▶ [What is asked]
Gather all lines from the material that contain "Extremely".

▶ [Supplied data]
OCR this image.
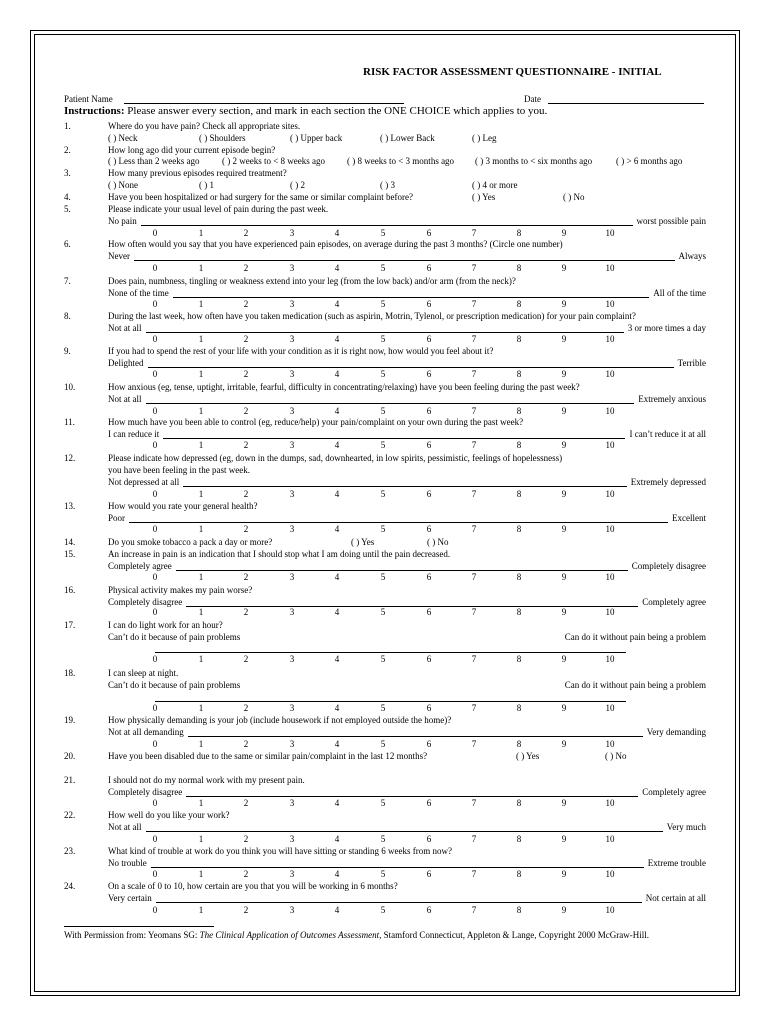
RISK FACTOR ASSESSMENT QUESTIONNAIRE - INITIAL
Patient Name	Date
Instructions: Please answer every section, and mark in each section the ONE CHOICE which applies to you.
1.	Where do you have pain? Check all appropriate sites.
( ) Neck	( ) Shoulders	( ) Upper back	( ) Lower Back	( ) Leg
2.	How long ago did your current episode begin?
( ) Less than 2 weeks ago	( ) 2 weeks to < 8 weeks ago ( ) 8 weeks to < 3 months ago ( ) 3 months to < six months ago	( ) > 6 months ago
3.	How many previous episodes required treatment?
( ) None	( ) 1	( ) 2	( ) 3	( ) 4 or more
4.	Have you been hospitalized or had surgery for the same or similar complaint before?	( ) Yes	( ) No
5.	Please indicate your usual level of pain during the past week.
No pain	worst possible pain
0	1	2	3	4	5	6	7	8	9	10
6.	How often would you say that you have experienced pain episodes, on average during the past 3 months? (Circle one number)
Never	Always
0	1	2	3	4	5	6	7	8	9	10
7.	Does pain, numbness, tingling or weakness extend into your leg (from the low back) and/or arm (from the neck)?
None of the time	All of the time
0	1	2	3	4	5	6	7	8	9	10
8.	During the last week, how often have you taken medication (such as aspirin, Motrin, Tylenol, or prescription medication) for your pain complaint?
Not at all	3 or more times a day
0	1	2	3	4	5	6	7	8	9	10
9.	If you had to spend the rest of your life with your condition as it is right now, how would you feel about it?
Delighted	Terrible
0	1	2	3	4	5	6	7	8	9	10
10.	How anxious (eg, tense, uptight, irritable, fearful, difficulty in concentrating/relaxing) have you been feeling during the past week?
Not at all	Extremely anxious
0	1	2	3	4	5	6	7	8	9	10
11.	How much have you been able to control (eg, reduce/help) your pain/complaint on your own during the past week?
I can reduce it	I can’t reduce it at all
0	1	2	3	4	5	6	7	8	9	10
12.	Please indicate how depressed (eg, down in the dumps, sad, downhearted, in low spirits, pessimistic, feelings of hopelessness)
you have been feeling in the past week.
Not depressed at all	Extremely depressed
0	1	2	3	4	5	6	7	8	9	10
13.	How would you rate your general health?
Poor	Excellent
0	1	2	3	4	5	6	7	8	9	10
14.	Do you smoke tobacco a pack a day or more?	( ) Yes	( ) No
15.	An increase in pain is an indication that I should stop what I am doing until the pain decreased.
Completely agree	Completely disagree
0	1	2	3	4	5	6	7	8	9	10
16.	Physical activity makes my pain worse?
Completely disagree	Completely agree
0	1	2	3	4	5	6	7	8	9	10
17.	I can do light work for an hour?
Can’t do it because of pain problems	Can do it without pain being a problem
0	1	2	3	4	5	6	7	8	9	10
18.	I can sleep at night.
Can’t do it because of pain problems	Can do it without pain being a problem
0	1	2	3	4	5	6	7	8	9	10
19.	How physically demanding is your job (include housework if not employed outside the home)?
Not at all demanding	Very demanding
0	1	2	3	4	5	6	7	8	9	10
20.	Have you been disabled due to the same or similar pain/complaint in the last 12 months?	( ) Yes	( ) No
21.	I should not do my normal work with my present pain.
Completely disagree	Completely agree
0	1	2	3	4	5	6	7	8	9	10
22.	How well do you like your work?
Not at all	Very much
0	1	2	3	4	5	6	7	8	9	10
23.	What kind of trouble at work do you think you will have sitting or standing 6 weeks from now?
No trouble	Extreme trouble
0	1	2	3	4	5	6	7	8	9	10
24.	On a scale of 0 to 10, how certain are you that you will be working in 6 months?
Very certain	Not certain at all
0	1	2	3	4	5	6	7	8	9	10
With Permission from: Yeomans SG: The Clinical Application of Outcomes Assessment, Stamford Connecticut, Appleton & Lange, Copyright 2000 McGraw-Hill.
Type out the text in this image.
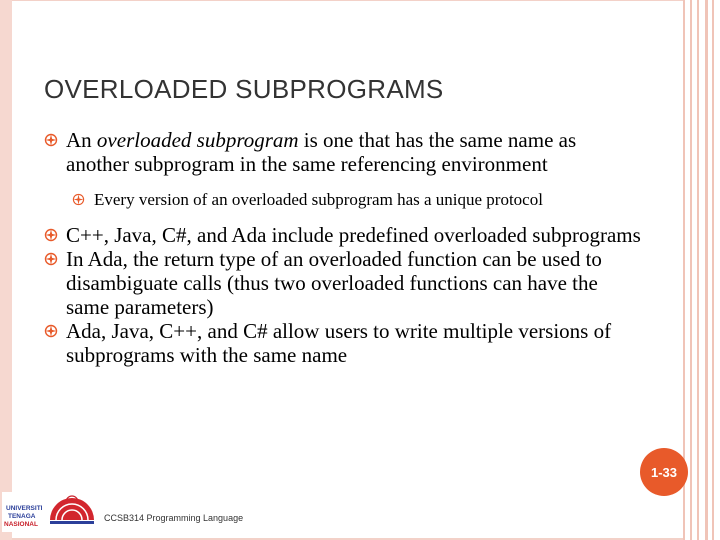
OVERLOADED SUBPROGRAMS
An overloaded subprogram is one that has the same name as another subprogram in the same referencing environment
Every version of an overloaded subprogram has a unique protocol
C++, Java, C#, and Ada include predefined overloaded subprograms
In Ada, the return type of an overloaded function can be used to disambiguate calls (thus two overloaded functions can have the same parameters)
Ada, Java, C++, and C# allow users to write multiple versions of subprograms with the same name
1-33
UNIVERSITI
TENAGA
NASIONAL
CCSB314 Programming Language
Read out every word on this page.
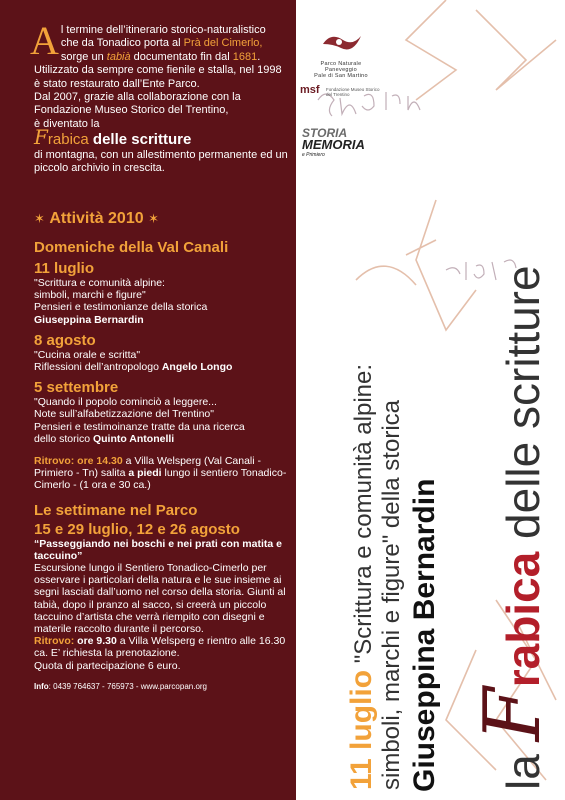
A l termine dell’itinerario storico-naturalistico
che da Tonadico porta al Prà del Cimerlo,
sorge un tabià documentato fin dal 1681.
Utilizzato da sempre come fienile e stalla, nel 1998 è stato restaurato dall’Ente Parco.
Dal 2007, grazie alla collaborazione con la Fondazione Museo Storico del Trentino,
è diventato la
Frabica delle scritture
di montagna, con un allestimento permanente ed un piccolo archivio in crescita.
✶ Attività 2010 ✶
Domeniche della Val Canali
11 luglio
"Scrittura e comunità alpine:
simboli, marchi e figure"
Pensieri e testimonianze della storica
Giuseppina Bernardin
8 agosto
"Cucina orale e scritta"
Riflessioni dell’antropologo Angelo Longo
5 settembre
"Quando il popolo cominciò a leggere...
Note sull’alfabetizzazione del Trentino"
Pensieri e testimoinanze tratte da una ricerca
dello storico Quinto Antonelli
Ritrovo: ore 14.30 a Villa Welsperg (Val Canali - Primiero - Tn) salita a piedi lungo il sentiero Tonadico-Cimerlo - (1 ora e 30 ca.)
Le settimane nel Parco
15 e 29 luglio, 12 e 26 agosto
“Passeggiando nei boschi e nei prati con matita e taccuino”
Escursione lungo il Sentiero Tonadico-Cimerlo per osservare i particolari della natura e le sue insieme ai segni lasciati dall’uomo nel corso della storia. Giunti al tabià, dopo il pranzo al sacco, si creerà un piccolo taccuino d’artista che verrà riempito con disegni e materile raccolto durante il percorso.
Ritrovo: ore 9.30 a Villa Welsperg e rientro alle 16.30 ca. E’ richiesta la prenotazione.
Quota di partecipazione 6 euro.
Info: 0439 764637 - 765973 - www.parcopan.org
Parco Naturale
Paneveggio
Pale di San Martino
msf Fondazione Museo Storico del Trentino
STORIA
MEMORIA
e Primiero
la Frabica delle scritture
Giuseppina Bernardin
simboli, marchi e figure" della storica
11 luglio "Scrittura e comunità alpine:
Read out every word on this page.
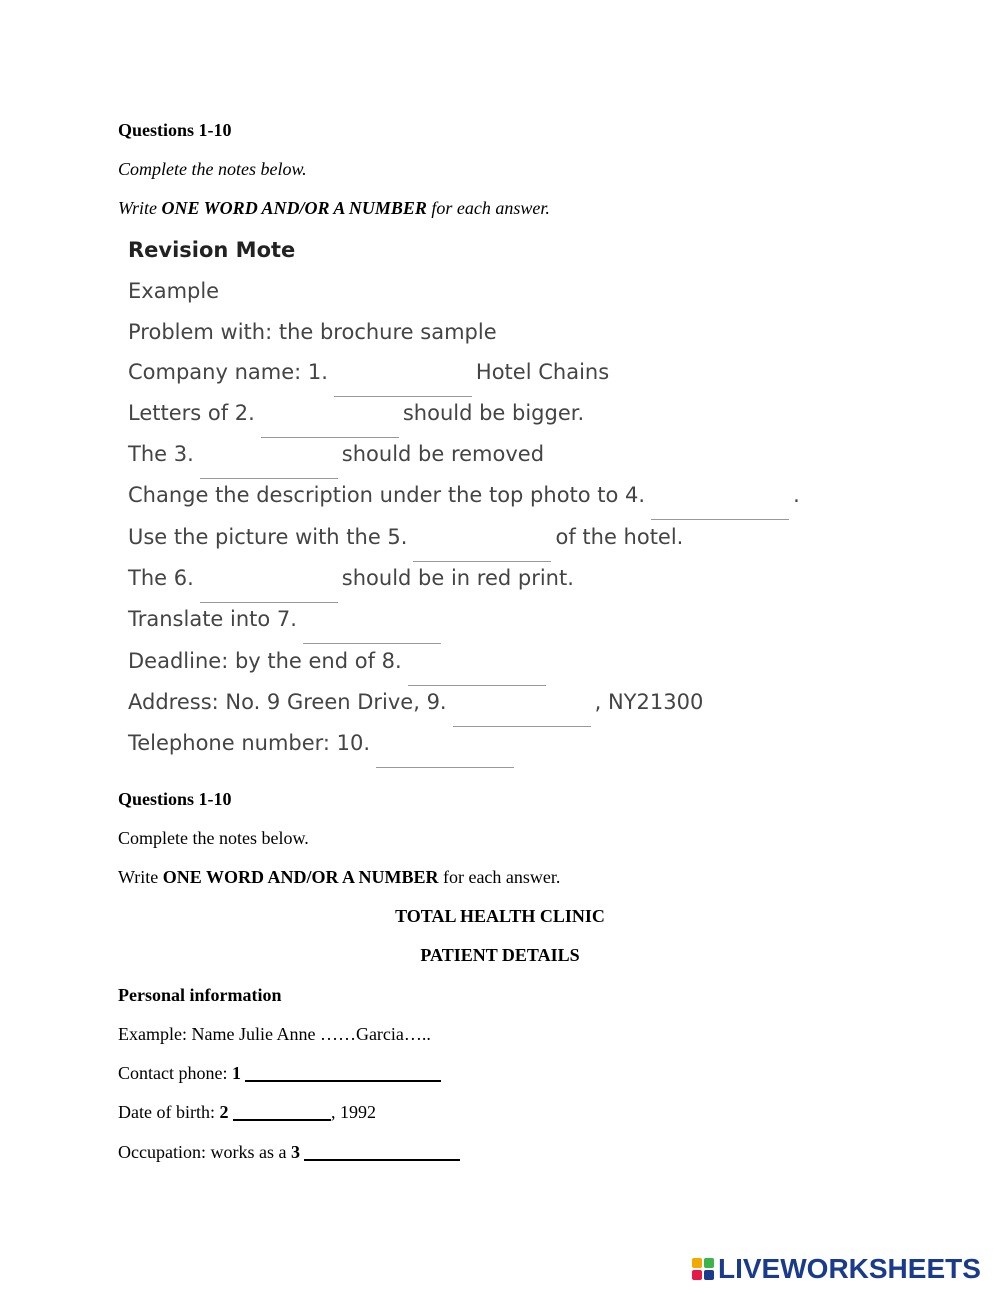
Questions 1-10
Complete the notes below.
Write ONE WORD AND/OR A NUMBER for each answer.
Revision Mote
Example
Problem with: the brochure sample
Company name: 1.	Hotel Chains
Letters of 2.	should be bigger.
The 3.	should be removed
Change the description under the top photo to 4.	.
Use the picture with the 5.	of the hotel.
The 6.	should be in red print.
Translate into 7.
Deadline: by the end of 8.
Address: No. 9 Green Drive, 9.	, NY21300
Telephone number: 10.
Questions 1-10
Complete the notes below.
Write ONE WORD AND/OR A NUMBER for each answer.
TOTAL HEALTH CLINIC
PATIENT DETAILS
Personal information
Example: Name Julie Anne ……Garcia…..
Contact phone: 1
Date of birth: 2	, 1992
Occupation: works as a 3
LIVEWORKSHEETS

▶ [Result]
Not at all	Extremely anxious
Not depressed at all	Extremely depressed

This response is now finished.